»»
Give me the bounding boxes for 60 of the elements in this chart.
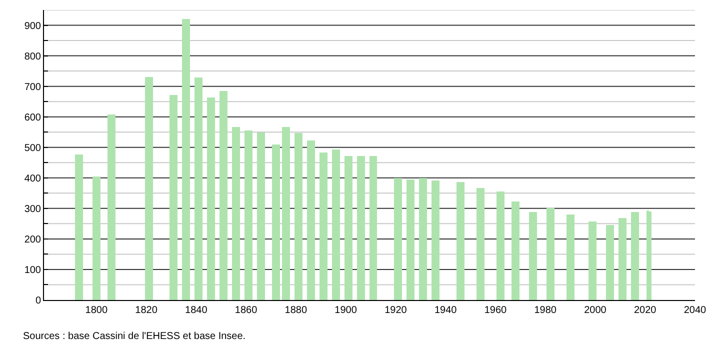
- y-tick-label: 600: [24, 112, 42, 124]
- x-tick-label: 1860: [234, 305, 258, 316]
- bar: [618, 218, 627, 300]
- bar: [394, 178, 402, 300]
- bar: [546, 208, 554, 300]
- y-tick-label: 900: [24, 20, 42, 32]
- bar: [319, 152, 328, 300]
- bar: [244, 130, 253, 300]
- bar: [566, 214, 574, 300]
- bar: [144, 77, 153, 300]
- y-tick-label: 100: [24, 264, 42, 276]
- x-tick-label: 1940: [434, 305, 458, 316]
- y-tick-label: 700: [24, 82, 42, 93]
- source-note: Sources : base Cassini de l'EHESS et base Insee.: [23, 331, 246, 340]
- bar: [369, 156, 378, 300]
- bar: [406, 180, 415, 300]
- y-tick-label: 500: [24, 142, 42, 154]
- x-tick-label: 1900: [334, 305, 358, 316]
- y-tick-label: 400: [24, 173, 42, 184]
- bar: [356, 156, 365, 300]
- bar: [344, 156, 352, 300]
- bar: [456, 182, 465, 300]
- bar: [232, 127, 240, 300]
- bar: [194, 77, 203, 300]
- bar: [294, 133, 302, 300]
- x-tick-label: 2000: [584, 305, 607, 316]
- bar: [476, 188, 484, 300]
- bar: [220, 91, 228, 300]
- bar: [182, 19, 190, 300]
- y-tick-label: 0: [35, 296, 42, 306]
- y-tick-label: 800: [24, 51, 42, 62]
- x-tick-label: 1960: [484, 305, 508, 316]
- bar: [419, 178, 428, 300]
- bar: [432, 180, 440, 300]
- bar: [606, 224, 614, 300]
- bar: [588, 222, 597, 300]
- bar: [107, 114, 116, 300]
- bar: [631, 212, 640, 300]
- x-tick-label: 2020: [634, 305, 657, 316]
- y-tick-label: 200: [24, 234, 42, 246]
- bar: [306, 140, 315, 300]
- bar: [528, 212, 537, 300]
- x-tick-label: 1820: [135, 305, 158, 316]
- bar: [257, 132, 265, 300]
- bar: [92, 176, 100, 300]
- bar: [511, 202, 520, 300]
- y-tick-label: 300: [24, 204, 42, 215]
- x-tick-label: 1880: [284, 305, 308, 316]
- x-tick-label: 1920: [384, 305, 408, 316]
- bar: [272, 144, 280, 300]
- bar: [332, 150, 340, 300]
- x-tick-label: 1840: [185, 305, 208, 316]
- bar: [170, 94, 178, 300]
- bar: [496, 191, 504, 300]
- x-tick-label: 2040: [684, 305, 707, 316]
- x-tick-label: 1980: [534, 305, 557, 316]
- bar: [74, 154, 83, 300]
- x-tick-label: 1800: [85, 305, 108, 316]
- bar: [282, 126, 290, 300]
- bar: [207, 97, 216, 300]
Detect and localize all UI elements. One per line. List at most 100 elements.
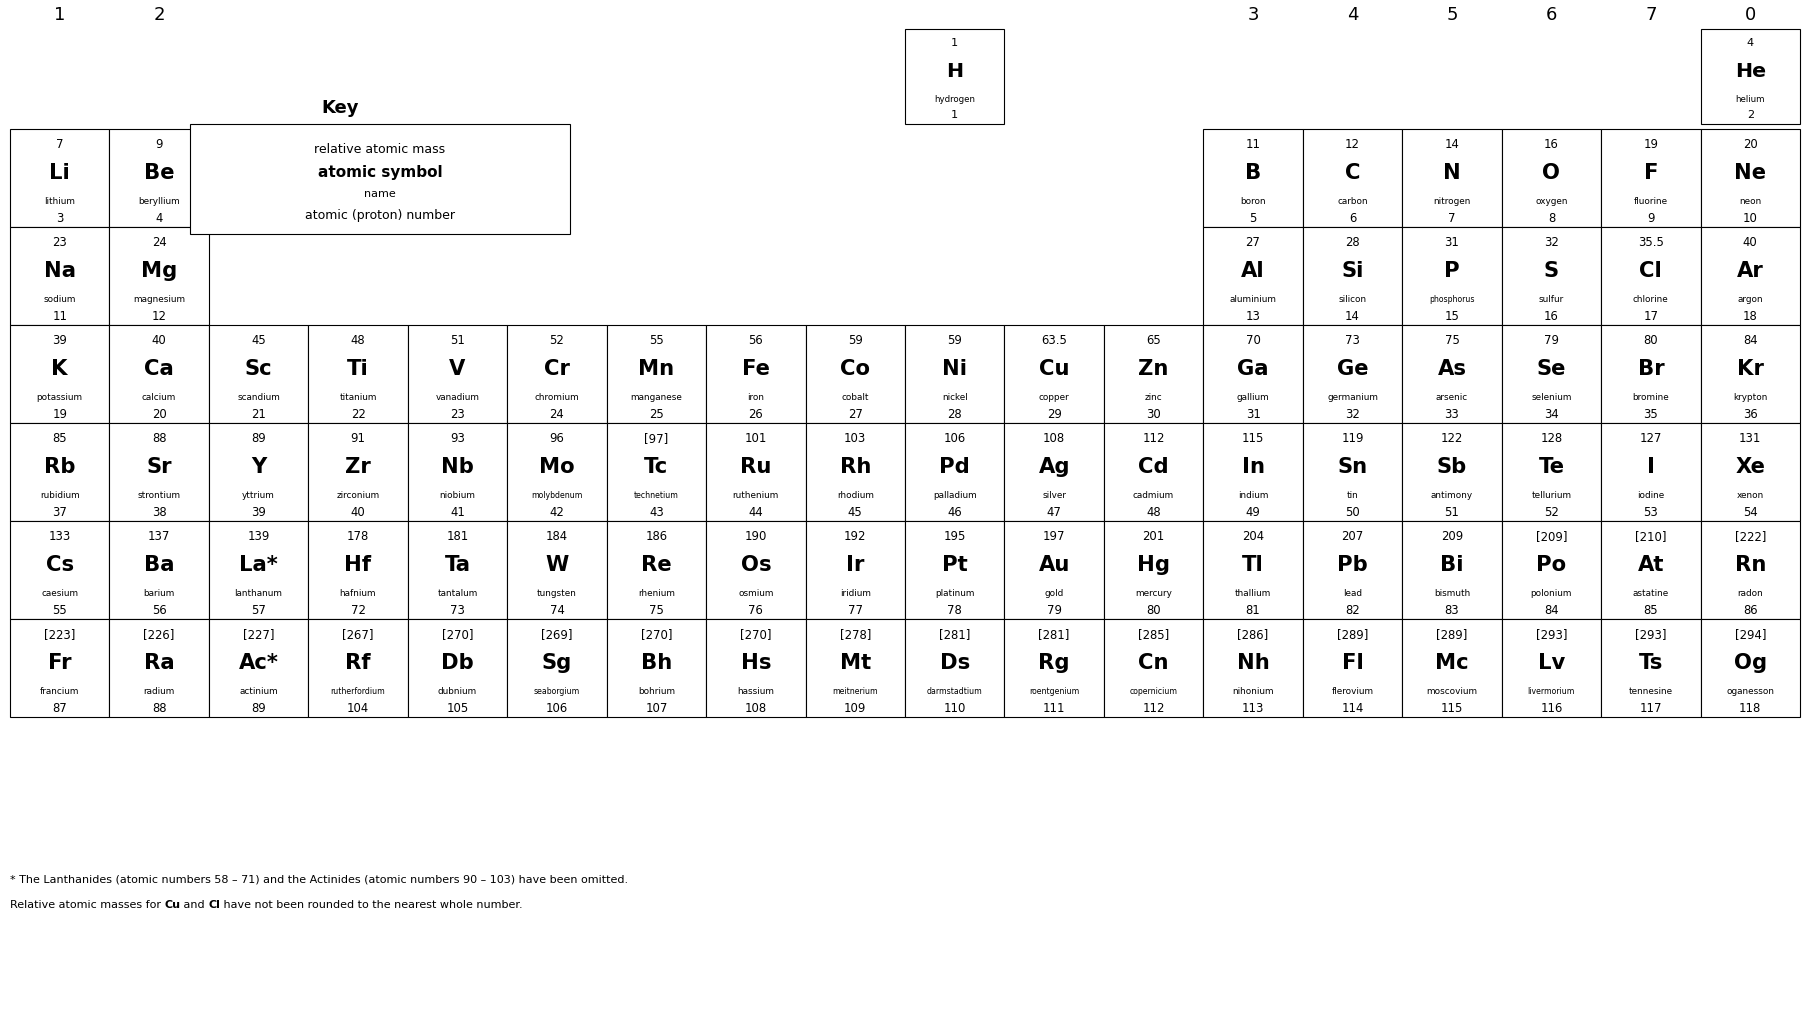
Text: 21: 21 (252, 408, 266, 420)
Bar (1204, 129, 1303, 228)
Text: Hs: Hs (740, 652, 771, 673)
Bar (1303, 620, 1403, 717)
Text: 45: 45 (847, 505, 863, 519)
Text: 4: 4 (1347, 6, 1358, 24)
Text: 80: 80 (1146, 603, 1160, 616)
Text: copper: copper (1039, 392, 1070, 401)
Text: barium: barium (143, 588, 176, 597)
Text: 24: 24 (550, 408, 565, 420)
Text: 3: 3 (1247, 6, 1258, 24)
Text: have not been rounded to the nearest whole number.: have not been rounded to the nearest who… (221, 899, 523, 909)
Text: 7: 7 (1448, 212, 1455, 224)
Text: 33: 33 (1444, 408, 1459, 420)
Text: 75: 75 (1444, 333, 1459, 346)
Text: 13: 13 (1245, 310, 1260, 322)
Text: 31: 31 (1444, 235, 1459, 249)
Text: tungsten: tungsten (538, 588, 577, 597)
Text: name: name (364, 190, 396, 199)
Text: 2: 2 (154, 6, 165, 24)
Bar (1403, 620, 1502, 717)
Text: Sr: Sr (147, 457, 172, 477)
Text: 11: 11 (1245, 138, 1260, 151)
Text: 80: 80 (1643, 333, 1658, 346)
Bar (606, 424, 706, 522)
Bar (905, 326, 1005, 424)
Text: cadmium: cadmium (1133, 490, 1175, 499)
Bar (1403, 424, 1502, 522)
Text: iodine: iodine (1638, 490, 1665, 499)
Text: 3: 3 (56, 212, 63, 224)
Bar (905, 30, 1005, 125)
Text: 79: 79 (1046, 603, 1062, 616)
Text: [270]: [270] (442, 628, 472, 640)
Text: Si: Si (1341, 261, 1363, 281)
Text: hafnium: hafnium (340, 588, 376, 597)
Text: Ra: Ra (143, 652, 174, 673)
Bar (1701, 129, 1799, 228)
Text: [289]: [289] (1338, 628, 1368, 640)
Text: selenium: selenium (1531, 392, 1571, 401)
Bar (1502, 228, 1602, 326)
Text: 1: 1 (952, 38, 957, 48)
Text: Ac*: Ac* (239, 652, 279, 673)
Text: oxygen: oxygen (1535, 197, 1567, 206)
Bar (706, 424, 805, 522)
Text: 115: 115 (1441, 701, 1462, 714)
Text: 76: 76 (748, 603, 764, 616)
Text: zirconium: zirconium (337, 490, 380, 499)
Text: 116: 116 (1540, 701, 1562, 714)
««
Your objective:
Write out the lines of data from the line that contains "- y-tick-label: 600: [24, 112, 42, 124]" to the line that contains "- bar: [107, 114, 116, 300]", inclusive, reproducing each one exactly.

Answer for this exercise:
- y-tick-label: 600: [24, 112, 42, 124]
- x-tick-label: 1860: [234, 305, 258, 316]
- bar: [618, 218, 627, 300]
- bar: [394, 178, 402, 300]
- bar: [546, 208, 554, 300]
- y-tick-label: 900: [24, 20, 42, 32]
- bar: [319, 152, 328, 300]
- bar: [244, 130, 253, 300]
- bar: [566, 214, 574, 300]
- bar: [144, 77, 153, 300]
- y-tick-label: 100: [24, 264, 42, 276]
- x-tick-label: 1940: [434, 305, 458, 316]
- y-tick-label: 700: [24, 82, 42, 93]
- source-note: Sources : base Cassini de l'EHESS et base Insee.: [23, 331, 246, 340]
- bar: [369, 156, 378, 300]
- bar: [406, 180, 415, 300]
- y-tick-label: 500: [24, 142, 42, 154]
- x-tick-label: 1900: [334, 305, 358, 316]
- y-tick-label: 400: [24, 173, 42, 184]
- bar: [356, 156, 365, 300]
- bar: [344, 156, 352, 300]
- bar: [456, 182, 465, 300]
- bar: [232, 127, 240, 300]
- bar: [194, 77, 203, 300]
- bar: [294, 133, 302, 300]
- x-tick-label: 2000: [584, 305, 607, 316]
- bar: [476, 188, 484, 300]
- bar: [220, 91, 228, 300]
- bar: [182, 19, 190, 300]
- y-tick-label: 0: [35, 296, 42, 306]
- y-tick-label: 800: [24, 51, 42, 62]
- x-tick-label: 1960: [484, 305, 508, 316]
- bar: [419, 178, 428, 300]
- bar: [432, 180, 440, 300]
- bar: [606, 224, 614, 300]
- bar: [588, 222, 597, 300]
- bar: [107, 114, 116, 300]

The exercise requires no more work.